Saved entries

++++++++++

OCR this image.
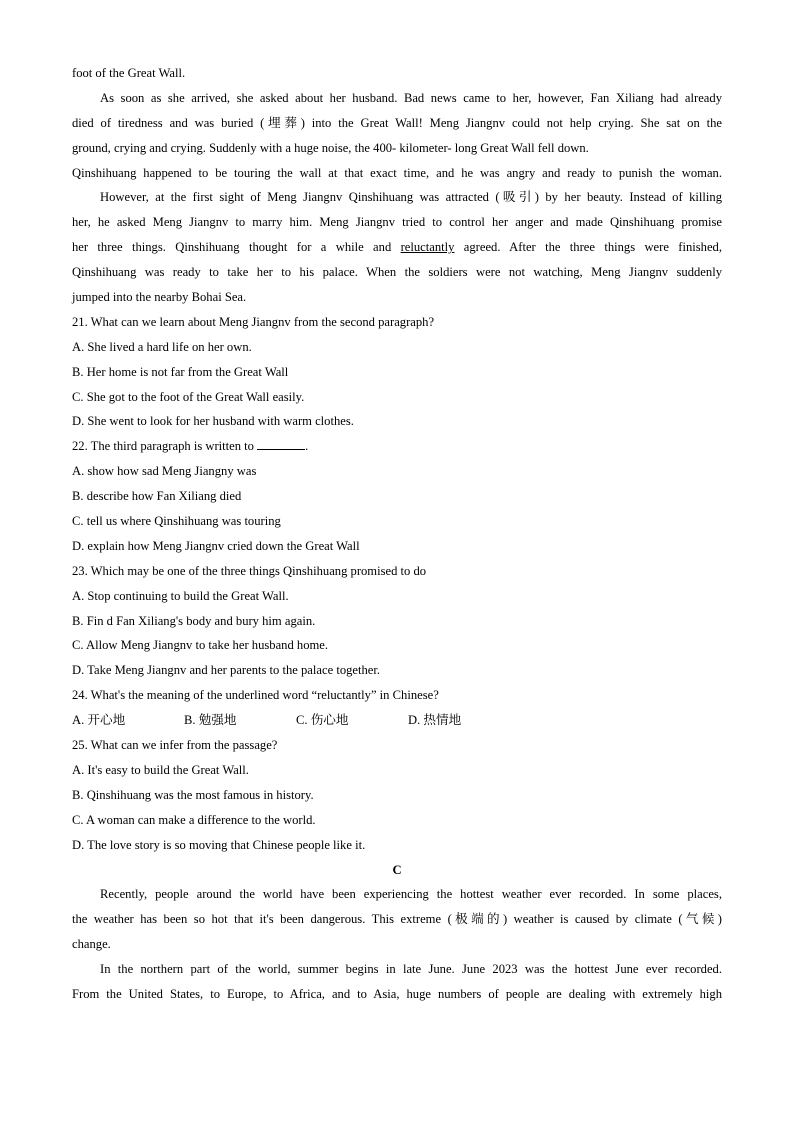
foot of the Great Wall.
As soon as she arrived, she asked about her husband. Bad news came to her, however, Fan Xiliang had already
died of tiredness and was buried (埋葬) into the Great Wall! Meng Jiangnv could not help crying. She sat on the
ground, crying and crying. Suddenly with a huge noise, the 400- kilometer- long Great Wall fell down.
Qinshihuang happened to be touring the wall at that exact time, and he was angry and ready to punish the woman.
However, at the first sight of Meng Jiangnv Qinshihuang was attracted (吸引) by her beauty. Instead of killing
her, he asked Meng Jiangnv to marry him. Meng Jiangnv tried to control her anger and made Qinshihuang promise
her three things. Qinshihuang thought for a while and reluctantly agreed. After the three things were finished,
Qinshihuang was ready to take her to his palace. When the soldiers were not watching, Meng Jiangnv suddenly
jumped into the nearby Bohai Sea.
21. What can we learn about Meng Jiangnv from the second paragraph?
A. She lived a hard life on her own.
B. Her home is not far from the Great Wall
C. She got to the foot of the Great Wall easily.
D. She went to look for her husband with warm clothes.
22. The third paragraph is written to	.
A. show how sad Meng Jiangny was
B. describe how Fan Xiliang died
C. tell us where Qinshihuang was touring
D. explain how Meng Jiangnv cried down the Great Wall
23. Which may be one of the three things Qinshihuang promised to do
A. Stop continuing to build the Great Wall.
B. Fin d Fan Xiliang's body and bury him again.
C. Allow Meng Jiangnv to take her husband home.
D. Take Meng Jiangnv and her parents to the palace together.
24. What's the meaning of the underlined word “reluctantly” in Chinese?
A. 开心地	B. 勉强地	C. 伤心地	D. 热情地
25. What can we infer from the passage?
A. It's easy to build the Great Wall.
B. Qinshihuang was the most famous in history.
C. A woman can make a difference to the world.
D. The love story is so moving that Chinese people like it.
C
Recently, people around the world have been experiencing the hottest weather ever recorded. In some places,
the weather has been so hot that it's been dangerous. This extreme (极端的) weather is caused by climate (气候)
change.
In the northern part of the world, summer begins in late June. June 2023 was the hottest June ever recorded.
From the United States, to Europe, to Africa, and to Asia, huge numbers of people are dealing with extremely high
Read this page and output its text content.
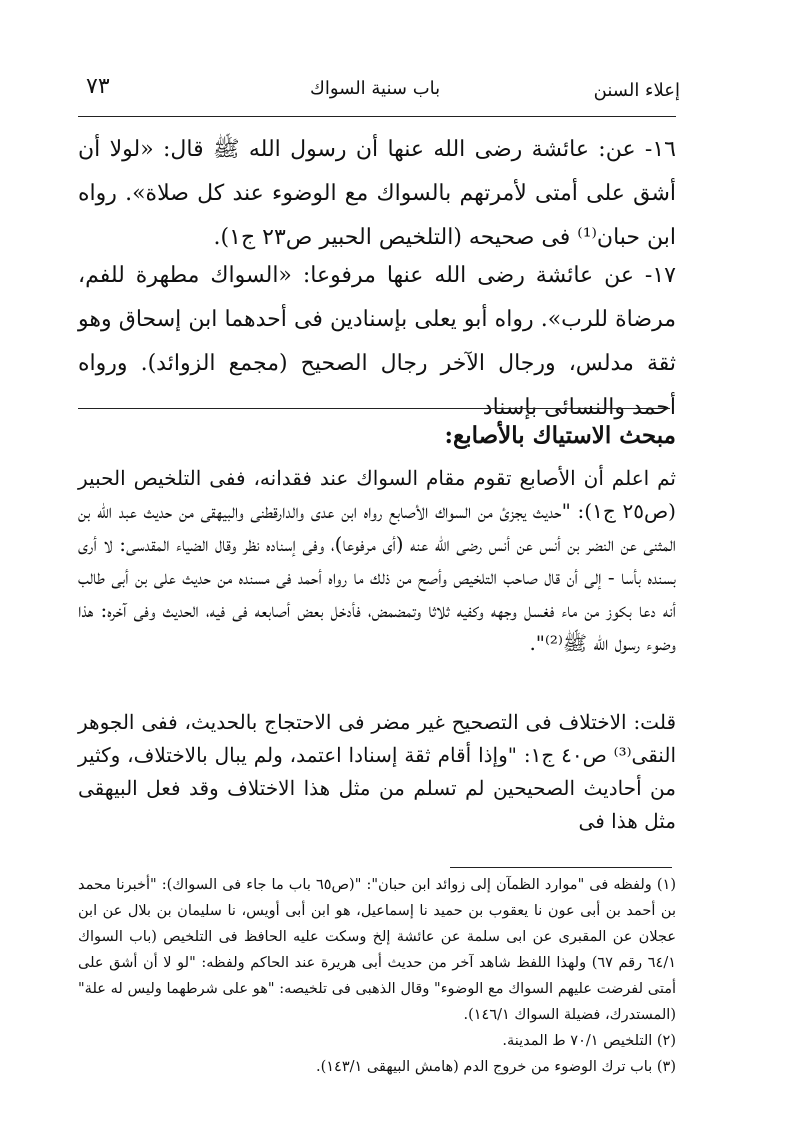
إعلاء السنن
باب سنية السواك
٧٣
١٦- عن: عائشة رضى الله عنها أن رسول الله ﷺ قال: «لولا أن أشق على أمتى لأمرتهم بالسواك مع الوضوء عند كل صلاة». رواه ابن حبان⁽¹⁾ فى صحيحه (التلخيص الحبير ص٢٣ ج١).
١٧- عن عائشة رضى الله عنها مرفوعا: «السواك مطهرة للفم، مرضاة للرب». رواه أبو يعلى بإسنادين فى أحدهما ابن إسحاق وهو ثقة مدلس، ورجال الآخر رجال الصحيح (مجمع الزوائد). ورواه أحمد والنسائى بإسناد
مبحث الاستياك بالأصابع:
ثم اعلم أن الأصابع تقوم مقام السواك عند فقدانه، ففى التلخيص الحبير (ص٢٥ ج١): "حديث يجزئ من السواك الأصابع رواه ابن عدى والدارقطنى والبيهقى من حديث عبد الله بن المثنى عن النضر بن أنس عن أنس رضى الله عنه (أى مرفوعا)، وفى إسناده نظر وقال الضياء المقدسى: لا أرى بسنده بأسا - إلى أن قال صاحب التلخيص وأصح من ذلك ما رواه أحمد فى مسنده من حديث على بن أبى طالب أنه دعا بكوز من ماء فغسل وجهه وكفيه ثلاثا وتمضمض، فأدخل بعض أصابعه فى فيه، الحديث وفى آخره: هذا وضوء رسول الله ﷺ⁽²⁾".
قلت: الاختلاف فى التصحيح غير مضر فى الاحتجاج بالحديث، ففى الجوهر النقى⁽³⁾ ص٤٠ ج١: "وإذا أقام ثقة إسنادا اعتمد، ولم يبال بالاختلاف، وكثير من أحاديث الصحيحين لم تسلم من مثل هذا الاختلاف وقد فعل البيهقى مثل هذا فى
(١) ولفظه فى "موارد الظمآن إلى زوائد ابن حبان": "(ص٦٥ باب ما جاء فى السواك): "أخبرنا محمد بن أحمد بن أبى عون نا يعقوب بن حميد نا إسماعيل، هو ابن أبى أويس، نا سليمان بن بلال عن ابن عجلان عن المقبرى عن ابى سلمة عن عائشة إلخ وسكت عليه الحافظ فى التلخيص (باب السواك ٦٤/١ رقم ٦٧) ولهذا اللفظ شاهد آخر من حديث أبى هريرة عند الحاكم ولفظه: "لو لا أن أشق على أمتى لفرضت عليهم السواك مع الوضوء" وقال الذهبى فى تلخيصه: "هو على شرطهما وليس له علة" (المستدرك، فضيلة السواك ١٤٦/١).
(٢) التلخيص ٧٠/١ ط المدينة.
(٣) باب ترك الوضوء من خروج الدم (هامش البيهقى ١٤٣/١).
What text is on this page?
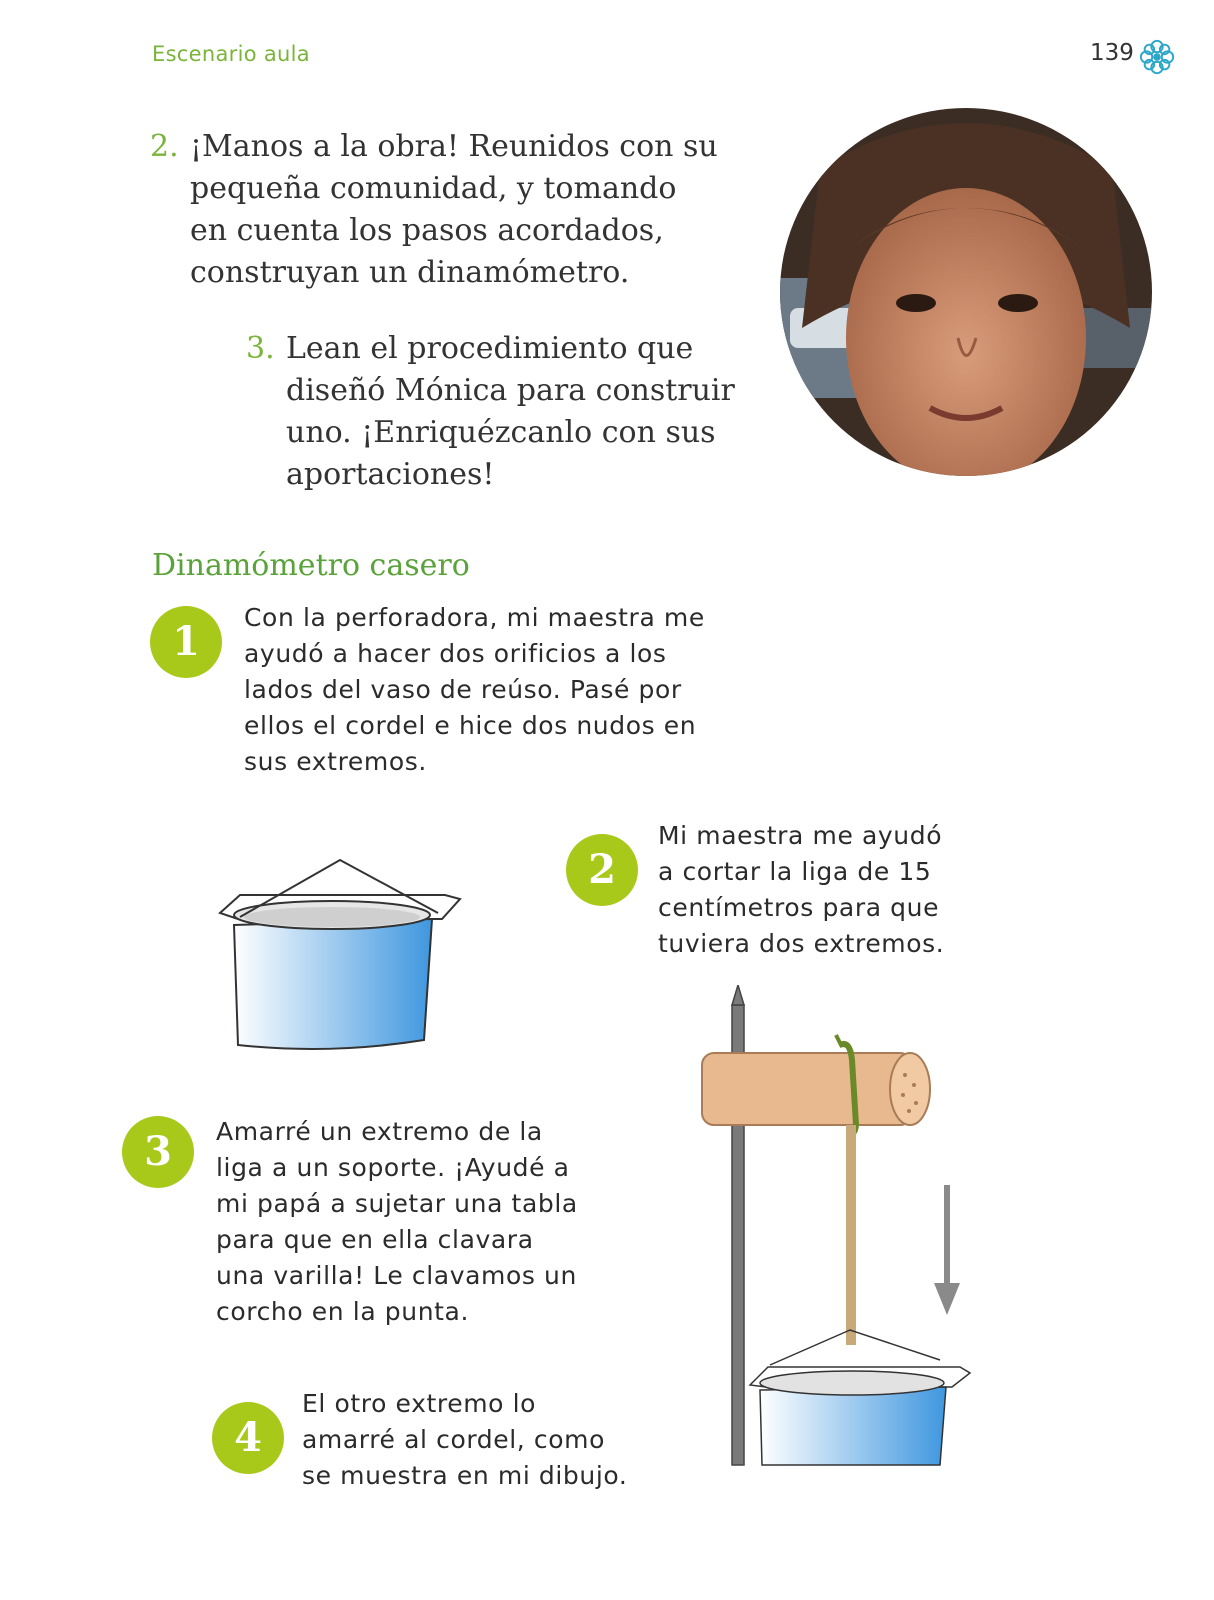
Escenario aula	139
2. ¡Manos a la obra! Reunidos con su
pequeña comunidad, y tomando
en cuenta los pasos acordados,
construyan un dinamómetro.
3. Lean el procedimiento que
diseñó Mónica para construir
uno. ¡Enriquézcanlo con sus
aportaciones!
Dinamómetro casero
1
Con la perforadora, mi maestra me
ayudó a hacer dos orificios a los
lados del vaso de reúso. Pasé por
ellos el cordel e hice dos nudos en
sus extremos.
2
Mi maestra me ayudó
a cortar la liga de 15
centímetros para que
tuviera dos extremos.
3	Amarré un extremo de la
liga a un soporte. ¡Ayudé a
mi papá a sujetar una tabla
para que en ella clavara
una varilla! Le clavamos un
corcho en la punta.
4
El otro extremo lo
amarré al cordel, como
se muestra en mi dibujo.
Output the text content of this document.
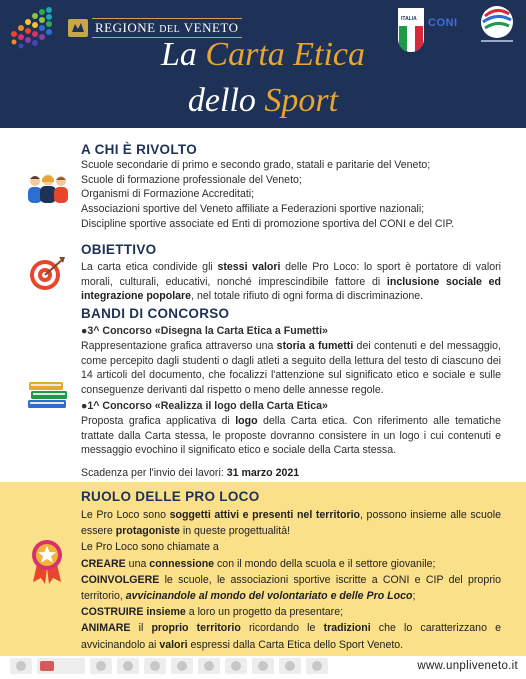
REGIONE DEL VENETO
ITALIA CONI
La Carta Etica
dello Sport
A CHI È RIVOLTO
Scuole secondarie di primo e secondo grado, statali e paritarie del Veneto;
Scuole di formazione professionale del Veneto;
Organismi di Formazione Accreditati;
Associazioni sportive del Veneto affiliate a Federazioni sportive nazionali;
Discipline sportive associate ed Enti di promozione sportiva del CONI e del CIP.
OBIETTIVO
La carta etica condivide gli stessi valori delle Pro Loco: lo sport è portatore di valori morali, culturali, educativi, nonché imprescindibile fattore di inclusione sociale ed integrazione popolare, nel totale rifiuto di ogni forma di discriminazione.
BANDI DI CONCORSO
●3^ Concorso «Disegna la Carta Etica a Fumetti»
Rappresentazione grafica attraverso una storia a fumetti dei contenuti e del messaggio, come percepito dagli studenti o dagli atleti a seguito della lettura del testo di ciascuno dei 14 articoli del documento, che focalizzi l'attenzione sul significato etico e sociale e sulle conseguenze derivanti dal rispetto o meno delle annesse regole.
●1^ Concorso «Realizza il logo della Carta Etica»
Proposta grafica applicativa di logo della Carta etica. Con riferimento alle tematiche trattate dalla Carta stessa, le proposte dovranno consistere in un logo i cui contenuti e messaggio evochino il significato etico e sociale della Carta stessa.
Scadenza per l'invio dei lavori: 31 marzo 2021
RUOLO DELLE PRO LOCO
Le Pro Loco sono soggetti attivi e presenti nel territorio, possono insieme alle scuole essere protagoniste in queste progettualità!
Le Pro Loco sono chiamate a
CREARE una connessione con il mondo della scuola e il settore giovanile;
COINVOLGERE le scuole, le associazioni sportive iscritte a CONI e CIP del proprio territorio, avvicinandole al mondo del volontariato e delle Pro Loco;
COSTRUIRE insieme a loro un progetto da presentare;
ANIMARE il proprio territorio ricordando le tradizioni che lo caratterizzano e avvicinandolo ai valori espressi dalla Carta Etica dello Sport Veneto.
www.unpliveneto.it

++++++++++

Every line that holds the word "Xiliang" should be extracted.

As soon as she arrived, she asked about her husband. Bad news came to her, however, Fan Xiliang had already
B. describe how Fan Xiliang died
B. Fin d Fan Xiliang's body and bury him again.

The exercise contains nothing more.